§ PROMPT: Provide an exact transcription of all the records.

§ THE DATA:
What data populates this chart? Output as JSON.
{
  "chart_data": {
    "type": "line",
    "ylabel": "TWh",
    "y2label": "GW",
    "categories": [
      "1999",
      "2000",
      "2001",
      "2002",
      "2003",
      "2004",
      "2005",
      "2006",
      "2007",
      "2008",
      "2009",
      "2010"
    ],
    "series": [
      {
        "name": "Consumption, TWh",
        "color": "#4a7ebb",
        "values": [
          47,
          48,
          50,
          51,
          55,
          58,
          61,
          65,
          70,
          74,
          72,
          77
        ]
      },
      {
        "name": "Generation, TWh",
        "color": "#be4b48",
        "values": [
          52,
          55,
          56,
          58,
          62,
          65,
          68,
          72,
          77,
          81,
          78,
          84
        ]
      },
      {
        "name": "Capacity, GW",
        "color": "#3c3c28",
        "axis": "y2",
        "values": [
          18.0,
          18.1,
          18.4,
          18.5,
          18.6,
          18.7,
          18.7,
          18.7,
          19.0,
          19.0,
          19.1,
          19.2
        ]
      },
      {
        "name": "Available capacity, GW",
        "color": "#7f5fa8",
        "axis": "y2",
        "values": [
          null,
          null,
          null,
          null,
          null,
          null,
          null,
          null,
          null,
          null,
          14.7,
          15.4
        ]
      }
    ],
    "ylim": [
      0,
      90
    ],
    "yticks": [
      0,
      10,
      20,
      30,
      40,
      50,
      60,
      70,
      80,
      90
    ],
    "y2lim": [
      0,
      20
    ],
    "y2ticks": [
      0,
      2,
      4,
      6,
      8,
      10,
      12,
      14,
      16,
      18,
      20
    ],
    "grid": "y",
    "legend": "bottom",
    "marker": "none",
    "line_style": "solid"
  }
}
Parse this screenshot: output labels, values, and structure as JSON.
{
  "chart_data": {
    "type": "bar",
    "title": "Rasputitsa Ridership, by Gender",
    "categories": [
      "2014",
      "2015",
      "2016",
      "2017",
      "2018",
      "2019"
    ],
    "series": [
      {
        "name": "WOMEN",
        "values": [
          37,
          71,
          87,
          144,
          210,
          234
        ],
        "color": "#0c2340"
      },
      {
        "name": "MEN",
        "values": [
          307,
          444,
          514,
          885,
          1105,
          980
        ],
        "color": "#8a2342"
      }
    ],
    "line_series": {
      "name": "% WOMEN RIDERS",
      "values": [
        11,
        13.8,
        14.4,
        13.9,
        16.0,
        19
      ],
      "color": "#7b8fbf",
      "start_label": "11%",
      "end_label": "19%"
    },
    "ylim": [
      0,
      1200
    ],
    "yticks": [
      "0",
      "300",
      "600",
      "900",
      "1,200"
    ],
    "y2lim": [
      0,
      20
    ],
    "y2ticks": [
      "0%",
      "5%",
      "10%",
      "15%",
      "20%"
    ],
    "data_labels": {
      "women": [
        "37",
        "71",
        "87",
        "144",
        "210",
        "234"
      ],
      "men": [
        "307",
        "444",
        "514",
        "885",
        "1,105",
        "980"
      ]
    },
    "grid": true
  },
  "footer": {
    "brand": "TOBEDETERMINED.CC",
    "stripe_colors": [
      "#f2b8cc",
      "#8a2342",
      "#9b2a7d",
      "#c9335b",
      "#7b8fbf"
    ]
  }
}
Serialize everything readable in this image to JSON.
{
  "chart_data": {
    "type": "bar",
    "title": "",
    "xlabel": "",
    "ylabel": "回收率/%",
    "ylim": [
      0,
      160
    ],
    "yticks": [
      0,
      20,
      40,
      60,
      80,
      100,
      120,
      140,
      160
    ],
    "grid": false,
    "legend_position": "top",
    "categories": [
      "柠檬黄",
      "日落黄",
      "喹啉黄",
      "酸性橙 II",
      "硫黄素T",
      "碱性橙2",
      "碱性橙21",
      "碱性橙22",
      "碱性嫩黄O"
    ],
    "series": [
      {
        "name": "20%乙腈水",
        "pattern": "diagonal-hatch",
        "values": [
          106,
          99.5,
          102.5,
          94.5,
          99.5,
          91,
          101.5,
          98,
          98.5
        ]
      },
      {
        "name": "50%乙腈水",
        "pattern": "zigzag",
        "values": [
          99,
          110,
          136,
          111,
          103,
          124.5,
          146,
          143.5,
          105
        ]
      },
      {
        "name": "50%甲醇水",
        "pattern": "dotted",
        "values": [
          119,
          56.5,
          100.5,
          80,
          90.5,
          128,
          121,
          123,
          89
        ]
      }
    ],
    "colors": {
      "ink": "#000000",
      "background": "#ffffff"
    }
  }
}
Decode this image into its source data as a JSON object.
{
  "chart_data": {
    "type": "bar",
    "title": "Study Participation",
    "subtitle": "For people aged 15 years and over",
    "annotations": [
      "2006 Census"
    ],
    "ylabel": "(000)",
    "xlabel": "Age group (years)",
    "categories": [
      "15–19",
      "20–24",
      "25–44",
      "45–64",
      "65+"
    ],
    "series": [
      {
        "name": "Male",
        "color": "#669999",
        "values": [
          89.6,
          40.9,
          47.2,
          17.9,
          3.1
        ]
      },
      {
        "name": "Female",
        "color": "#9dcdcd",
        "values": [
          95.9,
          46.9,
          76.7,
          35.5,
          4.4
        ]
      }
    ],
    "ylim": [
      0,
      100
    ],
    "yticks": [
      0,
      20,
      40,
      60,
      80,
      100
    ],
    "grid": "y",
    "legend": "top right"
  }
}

§ SOLUTION FOR THIS EXERCISE:
What data populates this chart? Output as JSON.
{
  "chart_data": {
    "type": "line",
    "ylabel": "TWh",
    "y2label": "GW",
    "categories": [
      "1999",
      "2000",
      "2001",
      "2002",
      "2003",
      "2004",
      "2005",
      "2006",
      "2007",
      "2008",
      "2009",
      "2010"
    ],
    "series": [
      {
        "name": "Consumption, TWh",
        "color": "#4a7ebb",
        "values": [
          47,
          48,
          50,
          51,
          55,
          58,
          61,
          65,
          70,
          74,
          72,
          77
        ]
      },
      {
        "name": "Generation, TWh",
        "color": "#be4b48",
        "values": [
          52,
          55,
          56,
          58,
          62,
          65,
          68,
          72,
          77,
          81,
          78,
          84
        ]
      },
      {
        "name": "Capacity, GW",
        "color": "#3c3c28",
        "axis": "y2",
        "values": [
          18.0,
          18.1,
          18.4,
          18.5,
          18.6,
          18.7,
          18.7,
          18.7,
          19.0,
          19.0,
          19.1,
          19.2
        ]
      },
      {
        "name": "Available capacity, GW",
        "color": "#7f5fa8",
        "axis": "y2",
        "values": [
          null,
          null,
          null,
          null,
          null,
          null,
          null,
          null,
          null,
          null,
          14.7,
          15.4
        ]
      }
    ],
    "ylim": [
      0,
      90
    ],
    "yticks": [
      0,
      10,
      20,
      30,
      40,
      50,
      60,
      70,
      80,
      90
    ],
    "y2lim": [
      0,
      20
    ],
    "y2ticks": [
      0,
      2,
      4,
      6,
      8,
      10,
      12,
      14,
      16,
      18,
      20
    ],
    "grid": "y",
    "legend": "bottom",
    "marker": "none",
    "line_style": "solid"
  }
}
Parse this screenshot: output labels, values, and structure as JSON.
{
  "chart_data": {
    "type": "bar",
    "title": "Rasputitsa Ridership, by Gender",
    "categories": [
      "2014",
      "2015",
      "2016",
      "2017",
      "2018",
      "2019"
    ],
    "series": [
      {
        "name": "WOMEN",
        "values": [
          37,
          71,
          87,
          144,
          210,
          234
        ],
        "color": "#0c2340"
      },
      {
        "name": "MEN",
        "values": [
          307,
          444,
          514,
          885,
          1105,
          980
        ],
        "color": "#8a2342"
      }
    ],
    "line_series": {
      "name": "% WOMEN RIDERS",
      "values": [
        11,
        13.8,
        14.4,
        13.9,
        16.0,
        19
      ],
      "color": "#7b8fbf",
      "start_label": "11%",
      "end_label": "19%"
    },
    "ylim": [
      0,
      1200
    ],
    "yticks": [
      "0",
      "300",
      "600",
      "900",
      "1,200"
    ],
    "y2lim": [
      0,
      20
    ],
    "y2ticks": [
      "0%",
      "5%",
      "10%",
      "15%",
      "20%"
    ],
    "data_labels": {
      "women": [
        "37",
        "71",
        "87",
        "144",
        "210",
        "234"
      ],
      "men": [
        "307",
        "444",
        "514",
        "885",
        "1,105",
        "980"
      ]
    },
    "grid": true
  },
  "footer": {
    "brand": "TOBEDETERMINED.CC",
    "stripe_colors": [
      "#f2b8cc",
      "#8a2342",
      "#9b2a7d",
      "#c9335b",
      "#7b8fbf"
    ]
  }
}
Serialize everything readable in this image to JSON.
{
  "chart_data": {
    "type": "bar",
    "title": "",
    "xlabel": "",
    "ylabel": "回收率/%",
    "ylim": [
      0,
      160
    ],
    "yticks": [
      0,
      20,
      40,
      60,
      80,
      100,
      120,
      140,
      160
    ],
    "grid": false,
    "legend_position": "top",
    "categories": [
      "柠檬黄",
      "日落黄",
      "喹啉黄",
      "酸性橙 II",
      "硫黄素T",
      "碱性橙2",
      "碱性橙21",
      "碱性橙22",
      "碱性嫩黄O"
    ],
    "series": [
      {
        "name": "20%乙腈水",
        "pattern": "diagonal-hatch",
        "values": [
          106,
          99.5,
          102.5,
          94.5,
          99.5,
          91,
          101.5,
          98,
          98.5
        ]
      },
      {
        "name": "50%乙腈水",
        "pattern": "zigzag",
        "values": [
          99,
          110,
          136,
          111,
          103,
          124.5,
          146,
          143.5,
          105
        ]
      },
      {
        "name": "50%甲醇水",
        "pattern": "dotted",
        "values": [
          119,
          56.5,
          100.5,
          80,
          90.5,
          128,
          121,
          123,
          89
        ]
      }
    ],
    "colors": {
      "ink": "#000000",
      "background": "#ffffff"
    }
  }
}
Decode this image into its source data as a JSON object.
{
  "chart_data": {
    "type": "bar",
    "title": "Study Participation",
    "subtitle": "For people aged 15 years and over",
    "annotations": [
      "2006 Census"
    ],
    "ylabel": "(000)",
    "xlabel": "Age group (years)",
    "categories": [
      "15–19",
      "20–24",
      "25–44",
      "45–64",
      "65+"
    ],
    "series": [
      {
        "name": "Male",
        "color": "#669999",
        "values": [
          89.6,
          40.9,
          47.2,
          17.9,
          3.1
        ]
      },
      {
        "name": "Female",
        "color": "#9dcdcd",
        "values": [
          95.9,
          46.9,
          76.7,
          35.5,
          4.4
        ]
      }
    ],
    "ylim": [
      0,
      100
    ],
    "yticks": [
      0,
      20,
      40,
      60,
      80,
      100
    ],
    "grid": "y",
    "legend": "top right"
  }
}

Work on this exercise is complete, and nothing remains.